▸ **Exercise objective**: Print, word for word, the stretch of the Night Island site profile from "Night Island (Bass Strait) (23957)" through "name: Night Island (Bass Strait)".

▸ **Selected excerpt**:

Night Island (Bass Strait) (23957)
Australia, Australasia
Site overview
KBA status: confirmed
Global KBA criteria: D1a
Year of last assessment: 2009
National site name: Night Island (Bass Strait)
Central coordinates: Latitude: -40.4847, Longitude: 148.0195
System: marine, terrestrial
Elevation (m): 0 to 8
Area of KBA (km2): 0.03724
Protected area coverage (%): 100.00
KBA classification: Global
Legacy site: Yes
Site details
Site description: Night Island is the westernmost islet amongst the Preservation Island Group, which is located south-west of Cape Barren Island in Bass Strait. It is a low islet of which the eastern half is dominated by dunes covered in creeping grasses. Much of the rest of the island is bare rock with the north-east beach broken up by large protruding granite boulders. The dominant vegetation is Stipa grass with Tetragonia forbs and Rhagodia candolleana saltbushes. Night Island is a Conservation Area, which provides for public access and permits a range of activities including sustainable harvesting of resources such as fish. The surrounding waters have seagrass beds which support a small garfish fishery.

Document understanding data
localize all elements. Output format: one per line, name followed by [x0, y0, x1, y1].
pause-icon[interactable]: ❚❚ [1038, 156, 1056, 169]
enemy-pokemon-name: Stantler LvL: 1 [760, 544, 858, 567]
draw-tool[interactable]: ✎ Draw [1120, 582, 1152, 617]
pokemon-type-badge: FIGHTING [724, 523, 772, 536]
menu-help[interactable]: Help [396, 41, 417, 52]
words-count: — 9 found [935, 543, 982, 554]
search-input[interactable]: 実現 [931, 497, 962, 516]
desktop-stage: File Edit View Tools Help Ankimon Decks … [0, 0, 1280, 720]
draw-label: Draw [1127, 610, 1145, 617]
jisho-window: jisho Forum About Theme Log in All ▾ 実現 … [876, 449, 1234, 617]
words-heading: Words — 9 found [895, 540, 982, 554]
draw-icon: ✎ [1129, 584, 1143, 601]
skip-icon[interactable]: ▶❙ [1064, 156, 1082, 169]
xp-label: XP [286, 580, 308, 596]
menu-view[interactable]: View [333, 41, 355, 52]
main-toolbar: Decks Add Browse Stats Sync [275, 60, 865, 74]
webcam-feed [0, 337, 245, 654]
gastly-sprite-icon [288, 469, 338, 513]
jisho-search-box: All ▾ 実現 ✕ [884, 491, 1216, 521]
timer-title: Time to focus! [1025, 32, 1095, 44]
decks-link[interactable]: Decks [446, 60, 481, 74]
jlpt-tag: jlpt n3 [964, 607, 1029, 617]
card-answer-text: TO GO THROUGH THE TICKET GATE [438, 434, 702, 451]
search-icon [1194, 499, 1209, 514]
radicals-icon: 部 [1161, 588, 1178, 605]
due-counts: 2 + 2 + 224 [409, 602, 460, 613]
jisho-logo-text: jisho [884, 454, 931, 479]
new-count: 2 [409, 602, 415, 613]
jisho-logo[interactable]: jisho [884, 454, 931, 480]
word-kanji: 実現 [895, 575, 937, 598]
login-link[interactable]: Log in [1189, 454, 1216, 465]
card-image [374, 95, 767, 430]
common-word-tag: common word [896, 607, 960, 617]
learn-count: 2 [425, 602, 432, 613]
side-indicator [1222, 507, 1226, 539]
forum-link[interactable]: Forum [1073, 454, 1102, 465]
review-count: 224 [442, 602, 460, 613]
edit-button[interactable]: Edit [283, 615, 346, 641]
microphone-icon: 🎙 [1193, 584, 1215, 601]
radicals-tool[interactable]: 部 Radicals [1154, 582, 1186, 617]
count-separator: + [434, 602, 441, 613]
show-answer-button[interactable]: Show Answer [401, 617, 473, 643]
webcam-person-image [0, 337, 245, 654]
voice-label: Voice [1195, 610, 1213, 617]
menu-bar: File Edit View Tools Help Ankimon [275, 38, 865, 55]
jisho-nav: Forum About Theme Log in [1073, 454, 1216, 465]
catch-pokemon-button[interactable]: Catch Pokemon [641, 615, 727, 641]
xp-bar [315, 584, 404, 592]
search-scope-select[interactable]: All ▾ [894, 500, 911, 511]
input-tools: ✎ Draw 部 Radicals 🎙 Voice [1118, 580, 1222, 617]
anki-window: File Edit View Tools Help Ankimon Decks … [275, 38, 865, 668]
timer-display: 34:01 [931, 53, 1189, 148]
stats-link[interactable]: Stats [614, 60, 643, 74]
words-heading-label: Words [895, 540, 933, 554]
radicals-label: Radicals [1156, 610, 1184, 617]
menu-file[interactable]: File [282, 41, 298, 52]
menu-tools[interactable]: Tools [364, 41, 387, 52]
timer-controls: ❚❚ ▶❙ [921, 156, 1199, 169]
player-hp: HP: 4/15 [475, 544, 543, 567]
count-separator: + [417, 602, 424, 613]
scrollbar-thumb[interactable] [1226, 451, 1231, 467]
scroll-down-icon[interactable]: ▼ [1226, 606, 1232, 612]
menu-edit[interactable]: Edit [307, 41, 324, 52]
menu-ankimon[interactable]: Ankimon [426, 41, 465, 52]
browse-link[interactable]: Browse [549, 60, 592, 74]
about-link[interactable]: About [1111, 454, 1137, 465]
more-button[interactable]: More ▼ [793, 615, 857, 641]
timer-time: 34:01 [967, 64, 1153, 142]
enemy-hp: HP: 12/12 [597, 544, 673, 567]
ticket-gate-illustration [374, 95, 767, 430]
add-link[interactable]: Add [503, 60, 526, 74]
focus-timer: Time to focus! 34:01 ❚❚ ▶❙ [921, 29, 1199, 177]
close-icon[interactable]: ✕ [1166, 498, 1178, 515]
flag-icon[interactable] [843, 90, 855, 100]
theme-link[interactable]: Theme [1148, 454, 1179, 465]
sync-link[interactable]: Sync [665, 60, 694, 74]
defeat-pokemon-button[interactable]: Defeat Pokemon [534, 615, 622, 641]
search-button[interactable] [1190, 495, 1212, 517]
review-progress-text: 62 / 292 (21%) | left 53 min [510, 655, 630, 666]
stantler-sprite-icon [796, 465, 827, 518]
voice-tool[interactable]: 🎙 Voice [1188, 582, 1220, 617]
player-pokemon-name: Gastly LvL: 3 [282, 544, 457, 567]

▸ **Answer box**:
Night Island (Bass Strait) (23957)
Australia, Australasia
Site overview
KBA status: confirmed
Global KBA criteria: D1a
Year of last assessment: 2009
National site name: Night Island (Bass Strait)